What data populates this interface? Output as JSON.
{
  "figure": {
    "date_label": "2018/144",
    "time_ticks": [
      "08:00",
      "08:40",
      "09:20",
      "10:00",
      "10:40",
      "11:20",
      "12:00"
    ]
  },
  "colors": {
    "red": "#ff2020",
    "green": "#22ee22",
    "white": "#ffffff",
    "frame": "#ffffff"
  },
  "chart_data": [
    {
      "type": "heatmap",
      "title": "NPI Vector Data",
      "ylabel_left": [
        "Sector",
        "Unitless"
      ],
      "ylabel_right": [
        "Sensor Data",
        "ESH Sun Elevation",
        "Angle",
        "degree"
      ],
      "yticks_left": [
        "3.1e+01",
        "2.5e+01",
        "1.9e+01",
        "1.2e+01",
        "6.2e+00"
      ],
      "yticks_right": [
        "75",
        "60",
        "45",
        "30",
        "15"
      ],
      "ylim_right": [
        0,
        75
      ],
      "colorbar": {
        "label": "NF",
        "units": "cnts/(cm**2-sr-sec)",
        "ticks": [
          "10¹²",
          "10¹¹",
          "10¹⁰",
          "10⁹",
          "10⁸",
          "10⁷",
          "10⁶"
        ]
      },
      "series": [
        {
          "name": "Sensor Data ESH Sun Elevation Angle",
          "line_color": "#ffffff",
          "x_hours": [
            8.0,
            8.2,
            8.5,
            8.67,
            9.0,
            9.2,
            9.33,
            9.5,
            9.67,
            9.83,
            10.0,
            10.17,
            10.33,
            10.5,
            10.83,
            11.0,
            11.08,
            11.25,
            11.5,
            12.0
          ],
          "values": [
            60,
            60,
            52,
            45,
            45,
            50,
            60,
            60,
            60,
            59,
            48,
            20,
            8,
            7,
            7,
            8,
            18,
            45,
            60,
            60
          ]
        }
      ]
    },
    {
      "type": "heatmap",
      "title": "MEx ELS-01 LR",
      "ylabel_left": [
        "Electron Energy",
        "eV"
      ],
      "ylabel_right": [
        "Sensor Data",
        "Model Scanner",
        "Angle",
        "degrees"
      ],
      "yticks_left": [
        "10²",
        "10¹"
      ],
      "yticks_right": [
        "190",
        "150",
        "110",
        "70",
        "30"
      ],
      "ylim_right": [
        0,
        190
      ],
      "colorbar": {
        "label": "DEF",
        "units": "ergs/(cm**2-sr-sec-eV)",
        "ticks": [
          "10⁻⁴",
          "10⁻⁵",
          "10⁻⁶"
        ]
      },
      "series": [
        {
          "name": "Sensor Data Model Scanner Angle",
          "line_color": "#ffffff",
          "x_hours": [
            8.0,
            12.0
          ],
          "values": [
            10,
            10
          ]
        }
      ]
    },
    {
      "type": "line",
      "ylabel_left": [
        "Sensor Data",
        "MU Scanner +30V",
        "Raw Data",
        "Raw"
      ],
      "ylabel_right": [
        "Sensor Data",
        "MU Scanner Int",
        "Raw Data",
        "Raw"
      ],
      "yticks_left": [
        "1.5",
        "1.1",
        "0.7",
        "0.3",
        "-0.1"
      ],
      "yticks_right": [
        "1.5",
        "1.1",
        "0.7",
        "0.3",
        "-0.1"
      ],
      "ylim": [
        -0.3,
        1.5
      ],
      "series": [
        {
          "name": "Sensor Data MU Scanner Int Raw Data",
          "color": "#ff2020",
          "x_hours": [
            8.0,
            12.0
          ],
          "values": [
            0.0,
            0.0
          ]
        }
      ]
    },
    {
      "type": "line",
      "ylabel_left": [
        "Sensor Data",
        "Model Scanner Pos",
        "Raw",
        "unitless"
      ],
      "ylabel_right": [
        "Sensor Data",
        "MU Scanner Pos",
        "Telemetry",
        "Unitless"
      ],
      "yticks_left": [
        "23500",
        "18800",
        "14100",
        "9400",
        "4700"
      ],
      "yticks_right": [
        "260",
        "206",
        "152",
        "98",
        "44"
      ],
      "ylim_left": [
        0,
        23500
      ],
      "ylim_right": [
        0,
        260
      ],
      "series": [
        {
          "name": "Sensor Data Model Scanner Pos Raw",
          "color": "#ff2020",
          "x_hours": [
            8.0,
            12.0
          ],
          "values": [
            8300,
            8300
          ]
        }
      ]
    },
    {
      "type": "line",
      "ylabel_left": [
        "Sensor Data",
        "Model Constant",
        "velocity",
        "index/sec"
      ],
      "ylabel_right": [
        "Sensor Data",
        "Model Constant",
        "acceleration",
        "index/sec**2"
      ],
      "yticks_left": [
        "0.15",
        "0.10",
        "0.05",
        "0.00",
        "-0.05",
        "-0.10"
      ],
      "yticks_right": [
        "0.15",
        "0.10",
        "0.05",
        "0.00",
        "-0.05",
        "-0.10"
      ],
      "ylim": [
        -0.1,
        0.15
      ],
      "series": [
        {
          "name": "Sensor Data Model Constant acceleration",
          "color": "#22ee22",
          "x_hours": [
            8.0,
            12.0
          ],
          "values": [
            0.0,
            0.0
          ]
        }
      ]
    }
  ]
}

* [EXERCISE]: In the listing above, find each line with the word "units" and copy it.

* [SOLUTION FOR THIS TASK]:
        "units": "cnts/(cm**2-sr-sec)",
        "units": "ergs/(cm**2-sr-sec-eV)",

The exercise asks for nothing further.